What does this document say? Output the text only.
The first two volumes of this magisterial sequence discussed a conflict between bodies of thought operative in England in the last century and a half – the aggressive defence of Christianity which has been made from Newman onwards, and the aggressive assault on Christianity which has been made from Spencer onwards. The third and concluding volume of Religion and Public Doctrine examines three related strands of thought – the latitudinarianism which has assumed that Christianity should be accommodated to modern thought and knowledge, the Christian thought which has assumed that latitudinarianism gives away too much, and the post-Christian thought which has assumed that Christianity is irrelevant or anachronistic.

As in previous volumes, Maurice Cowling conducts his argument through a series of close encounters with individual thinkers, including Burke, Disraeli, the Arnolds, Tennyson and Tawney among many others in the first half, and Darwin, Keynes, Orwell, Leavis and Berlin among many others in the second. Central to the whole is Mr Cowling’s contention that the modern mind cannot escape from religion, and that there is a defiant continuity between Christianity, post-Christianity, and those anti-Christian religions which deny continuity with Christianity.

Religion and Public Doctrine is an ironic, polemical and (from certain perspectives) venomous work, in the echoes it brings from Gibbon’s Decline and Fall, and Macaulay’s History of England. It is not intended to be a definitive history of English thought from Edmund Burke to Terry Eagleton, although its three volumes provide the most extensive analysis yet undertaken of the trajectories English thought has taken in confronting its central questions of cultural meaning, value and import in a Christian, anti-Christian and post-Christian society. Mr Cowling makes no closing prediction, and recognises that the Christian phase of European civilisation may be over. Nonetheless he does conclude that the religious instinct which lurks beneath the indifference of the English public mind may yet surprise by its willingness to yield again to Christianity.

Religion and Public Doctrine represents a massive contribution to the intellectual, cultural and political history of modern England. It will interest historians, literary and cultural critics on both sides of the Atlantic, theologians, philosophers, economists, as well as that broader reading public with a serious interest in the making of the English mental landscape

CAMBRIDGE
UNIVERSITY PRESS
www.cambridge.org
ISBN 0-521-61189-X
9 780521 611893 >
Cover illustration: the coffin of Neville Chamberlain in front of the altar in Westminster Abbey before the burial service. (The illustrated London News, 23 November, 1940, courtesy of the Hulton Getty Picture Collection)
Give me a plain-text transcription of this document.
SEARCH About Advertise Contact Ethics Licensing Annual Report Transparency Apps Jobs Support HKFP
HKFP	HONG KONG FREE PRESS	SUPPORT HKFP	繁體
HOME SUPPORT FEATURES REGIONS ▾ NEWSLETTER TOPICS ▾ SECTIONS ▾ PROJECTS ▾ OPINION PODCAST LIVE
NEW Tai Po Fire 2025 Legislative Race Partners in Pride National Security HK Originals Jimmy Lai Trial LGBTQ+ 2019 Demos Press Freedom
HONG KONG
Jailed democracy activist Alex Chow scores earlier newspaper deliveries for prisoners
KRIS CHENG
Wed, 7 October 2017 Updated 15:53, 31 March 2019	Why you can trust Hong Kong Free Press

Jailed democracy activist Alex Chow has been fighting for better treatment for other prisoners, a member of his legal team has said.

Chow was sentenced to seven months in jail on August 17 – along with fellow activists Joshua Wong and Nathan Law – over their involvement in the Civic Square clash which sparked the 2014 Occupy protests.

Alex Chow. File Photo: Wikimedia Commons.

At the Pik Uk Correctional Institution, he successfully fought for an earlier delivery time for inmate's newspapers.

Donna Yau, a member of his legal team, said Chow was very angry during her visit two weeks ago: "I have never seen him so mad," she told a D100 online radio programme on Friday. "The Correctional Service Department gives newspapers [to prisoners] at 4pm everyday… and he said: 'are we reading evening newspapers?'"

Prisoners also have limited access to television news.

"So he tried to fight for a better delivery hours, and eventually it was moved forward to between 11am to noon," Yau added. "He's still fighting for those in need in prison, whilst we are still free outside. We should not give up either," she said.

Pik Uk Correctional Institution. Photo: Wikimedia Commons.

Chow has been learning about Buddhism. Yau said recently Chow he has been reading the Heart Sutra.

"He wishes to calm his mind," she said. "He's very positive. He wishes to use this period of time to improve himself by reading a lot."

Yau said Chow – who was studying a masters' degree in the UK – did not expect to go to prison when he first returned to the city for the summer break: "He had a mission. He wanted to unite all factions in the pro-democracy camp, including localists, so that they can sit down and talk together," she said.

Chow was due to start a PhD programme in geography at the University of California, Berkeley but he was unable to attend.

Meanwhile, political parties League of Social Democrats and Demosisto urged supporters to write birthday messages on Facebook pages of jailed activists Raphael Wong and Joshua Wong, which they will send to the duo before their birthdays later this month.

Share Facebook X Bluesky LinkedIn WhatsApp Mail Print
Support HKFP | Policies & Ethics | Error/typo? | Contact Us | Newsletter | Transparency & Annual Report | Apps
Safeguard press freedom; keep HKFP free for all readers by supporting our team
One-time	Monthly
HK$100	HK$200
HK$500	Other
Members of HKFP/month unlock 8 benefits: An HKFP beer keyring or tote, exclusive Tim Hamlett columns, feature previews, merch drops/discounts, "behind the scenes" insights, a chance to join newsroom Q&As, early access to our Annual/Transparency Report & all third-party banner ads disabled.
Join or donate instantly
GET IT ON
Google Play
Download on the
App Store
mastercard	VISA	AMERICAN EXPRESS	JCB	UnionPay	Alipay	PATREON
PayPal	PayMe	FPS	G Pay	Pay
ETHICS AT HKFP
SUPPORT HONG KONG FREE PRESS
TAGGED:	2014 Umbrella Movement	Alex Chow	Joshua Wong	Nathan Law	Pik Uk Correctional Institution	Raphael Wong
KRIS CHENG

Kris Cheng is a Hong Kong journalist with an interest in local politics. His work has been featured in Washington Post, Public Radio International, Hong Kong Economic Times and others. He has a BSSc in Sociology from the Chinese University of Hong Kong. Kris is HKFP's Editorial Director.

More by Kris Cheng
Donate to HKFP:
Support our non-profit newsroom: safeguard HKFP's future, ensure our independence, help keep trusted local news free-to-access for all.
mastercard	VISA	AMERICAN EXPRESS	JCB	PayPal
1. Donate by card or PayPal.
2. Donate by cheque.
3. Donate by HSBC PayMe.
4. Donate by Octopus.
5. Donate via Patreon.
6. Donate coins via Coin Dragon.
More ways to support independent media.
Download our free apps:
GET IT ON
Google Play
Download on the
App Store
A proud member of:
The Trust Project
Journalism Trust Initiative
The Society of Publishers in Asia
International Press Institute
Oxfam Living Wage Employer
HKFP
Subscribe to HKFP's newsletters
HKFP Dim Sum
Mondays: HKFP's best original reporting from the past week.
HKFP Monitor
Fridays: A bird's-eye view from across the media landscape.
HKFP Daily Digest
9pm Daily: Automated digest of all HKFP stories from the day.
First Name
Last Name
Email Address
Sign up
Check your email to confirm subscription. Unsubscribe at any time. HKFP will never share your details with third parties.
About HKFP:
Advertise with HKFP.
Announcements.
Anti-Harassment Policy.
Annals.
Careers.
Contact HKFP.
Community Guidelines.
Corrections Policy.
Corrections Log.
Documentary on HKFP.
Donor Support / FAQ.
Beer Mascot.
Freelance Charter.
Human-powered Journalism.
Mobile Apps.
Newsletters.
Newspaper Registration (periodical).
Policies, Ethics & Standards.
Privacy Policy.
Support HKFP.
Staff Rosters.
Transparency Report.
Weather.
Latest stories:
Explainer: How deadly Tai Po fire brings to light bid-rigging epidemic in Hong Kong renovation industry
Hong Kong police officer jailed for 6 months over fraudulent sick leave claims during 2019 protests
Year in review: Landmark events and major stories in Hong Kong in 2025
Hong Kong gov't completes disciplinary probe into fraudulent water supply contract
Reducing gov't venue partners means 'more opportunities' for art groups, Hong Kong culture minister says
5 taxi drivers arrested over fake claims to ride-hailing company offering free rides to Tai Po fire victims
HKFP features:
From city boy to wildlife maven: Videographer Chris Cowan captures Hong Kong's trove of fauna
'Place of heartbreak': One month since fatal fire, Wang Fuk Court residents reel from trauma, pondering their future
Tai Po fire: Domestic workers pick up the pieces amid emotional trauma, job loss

------------

Copy and report every line where the word "EXPRESS" is present.

mastercard	VISA	AMERICAN EXPRESS	JCB	UnionPay	Alipay	PATREON
mastercard	VISA	AMERICAN EXPRESS	JCB	PayPal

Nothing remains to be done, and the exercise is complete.